=== Records for the exercise ===

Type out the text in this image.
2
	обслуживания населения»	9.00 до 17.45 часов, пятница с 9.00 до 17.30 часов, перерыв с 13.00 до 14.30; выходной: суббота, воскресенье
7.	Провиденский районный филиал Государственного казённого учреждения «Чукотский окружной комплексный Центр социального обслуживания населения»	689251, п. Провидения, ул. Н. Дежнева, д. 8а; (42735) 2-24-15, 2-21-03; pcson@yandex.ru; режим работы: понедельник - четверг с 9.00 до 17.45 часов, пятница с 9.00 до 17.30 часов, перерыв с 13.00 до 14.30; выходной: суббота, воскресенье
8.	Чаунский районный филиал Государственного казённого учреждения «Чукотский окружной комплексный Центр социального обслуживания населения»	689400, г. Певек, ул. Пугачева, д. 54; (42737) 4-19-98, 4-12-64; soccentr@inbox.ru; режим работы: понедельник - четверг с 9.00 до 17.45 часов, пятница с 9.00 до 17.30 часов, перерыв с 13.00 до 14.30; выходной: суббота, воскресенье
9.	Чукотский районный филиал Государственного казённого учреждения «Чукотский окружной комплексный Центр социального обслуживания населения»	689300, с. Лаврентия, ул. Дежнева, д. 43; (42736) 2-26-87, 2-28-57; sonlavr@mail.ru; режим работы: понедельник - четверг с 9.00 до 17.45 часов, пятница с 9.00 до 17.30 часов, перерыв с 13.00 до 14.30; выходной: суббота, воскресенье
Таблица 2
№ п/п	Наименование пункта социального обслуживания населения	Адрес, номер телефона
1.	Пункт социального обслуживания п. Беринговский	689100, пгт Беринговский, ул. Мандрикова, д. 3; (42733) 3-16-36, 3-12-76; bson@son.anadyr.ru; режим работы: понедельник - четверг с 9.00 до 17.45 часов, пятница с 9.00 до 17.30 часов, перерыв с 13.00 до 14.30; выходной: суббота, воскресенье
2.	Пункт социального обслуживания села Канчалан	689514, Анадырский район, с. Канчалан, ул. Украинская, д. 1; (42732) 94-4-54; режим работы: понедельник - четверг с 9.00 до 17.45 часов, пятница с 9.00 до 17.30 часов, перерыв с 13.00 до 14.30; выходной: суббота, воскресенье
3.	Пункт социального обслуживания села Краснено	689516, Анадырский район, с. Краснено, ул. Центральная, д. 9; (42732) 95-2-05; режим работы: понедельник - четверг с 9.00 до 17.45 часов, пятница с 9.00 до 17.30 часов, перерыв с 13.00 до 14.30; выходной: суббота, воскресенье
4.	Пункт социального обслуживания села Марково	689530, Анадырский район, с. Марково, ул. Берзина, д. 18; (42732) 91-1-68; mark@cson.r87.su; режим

===
=== Records for the exercise ===

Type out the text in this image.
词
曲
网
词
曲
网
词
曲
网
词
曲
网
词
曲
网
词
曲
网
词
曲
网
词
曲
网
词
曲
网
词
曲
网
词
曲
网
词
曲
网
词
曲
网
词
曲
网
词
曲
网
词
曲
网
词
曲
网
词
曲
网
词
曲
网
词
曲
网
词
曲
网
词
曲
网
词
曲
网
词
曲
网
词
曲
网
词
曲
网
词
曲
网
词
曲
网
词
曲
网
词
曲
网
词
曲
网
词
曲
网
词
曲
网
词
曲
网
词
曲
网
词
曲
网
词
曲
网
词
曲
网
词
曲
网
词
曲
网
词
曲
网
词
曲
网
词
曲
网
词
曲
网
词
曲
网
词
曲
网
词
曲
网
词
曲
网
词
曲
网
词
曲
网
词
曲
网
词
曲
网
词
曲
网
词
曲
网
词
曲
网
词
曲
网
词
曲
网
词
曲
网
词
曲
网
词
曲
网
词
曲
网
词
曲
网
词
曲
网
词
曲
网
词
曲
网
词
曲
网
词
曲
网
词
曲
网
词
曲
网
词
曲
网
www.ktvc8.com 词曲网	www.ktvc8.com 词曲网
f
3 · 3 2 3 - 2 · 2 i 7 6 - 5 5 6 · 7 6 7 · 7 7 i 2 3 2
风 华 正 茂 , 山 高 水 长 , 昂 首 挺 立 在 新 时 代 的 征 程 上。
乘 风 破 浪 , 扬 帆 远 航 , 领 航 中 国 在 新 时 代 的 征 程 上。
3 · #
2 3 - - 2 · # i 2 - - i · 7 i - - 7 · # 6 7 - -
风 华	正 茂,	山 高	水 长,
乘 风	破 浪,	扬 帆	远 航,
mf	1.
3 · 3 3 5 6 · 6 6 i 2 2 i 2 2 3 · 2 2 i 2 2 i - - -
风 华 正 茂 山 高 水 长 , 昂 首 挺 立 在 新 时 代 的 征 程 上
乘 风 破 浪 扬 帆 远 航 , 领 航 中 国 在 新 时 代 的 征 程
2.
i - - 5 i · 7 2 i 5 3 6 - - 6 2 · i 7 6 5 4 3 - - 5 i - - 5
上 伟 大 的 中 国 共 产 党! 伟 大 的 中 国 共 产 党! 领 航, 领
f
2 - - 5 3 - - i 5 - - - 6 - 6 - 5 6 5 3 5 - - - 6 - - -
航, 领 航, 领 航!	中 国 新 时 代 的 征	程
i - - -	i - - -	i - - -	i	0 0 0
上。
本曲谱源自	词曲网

===

Exercise goal: Using the listing above, gather each line that holds the string "комплексный" and copy it.

Task output:
7.	Провиденский районный филиал Государственного казённого учреждения «Чукотский окружной комплексный Центр социального обслуживания населения»	689251, п. Провидения, ул. Н. Дежнева, д. 8а; (42735) 2-24-15, 2-21-03; pcson@yandex.ru; режим работы: понедельник - четверг с 9.00 до 17.45 часов, пятница с 9.00 до 17.30 часов, перерыв с 13.00 до 14.30; выходной: суббота, воскресенье
8.	Чаунский районный филиал Государственного казённого учреждения «Чукотский окружной комплексный Центр социального обслуживания населения»	689400, г. Певек, ул. Пугачева, д. 54; (42737) 4-19-98, 4-12-64; soccentr@inbox.ru; режим работы: понедельник - четверг с 9.00 до 17.45 часов, пятница с 9.00 до 17.30 часов, перерыв с 13.00 до 14.30; выходной: суббота, воскресенье
9.	Чукотский районный филиал Государственного казённого учреждения «Чукотский окружной комплексный Центр социального обслуживания населения»	689300, с. Лаврентия, ул. Дежнева, д. 43; (42736) 2-26-87, 2-28-57; sonlavr@mail.ru; режим работы: понедельник - четверг с 9.00 до 17.45 часов, пятница с 9.00 до 17.30 часов, перерыв с 13.00 до 14.30; выходной: суббота, воскресенье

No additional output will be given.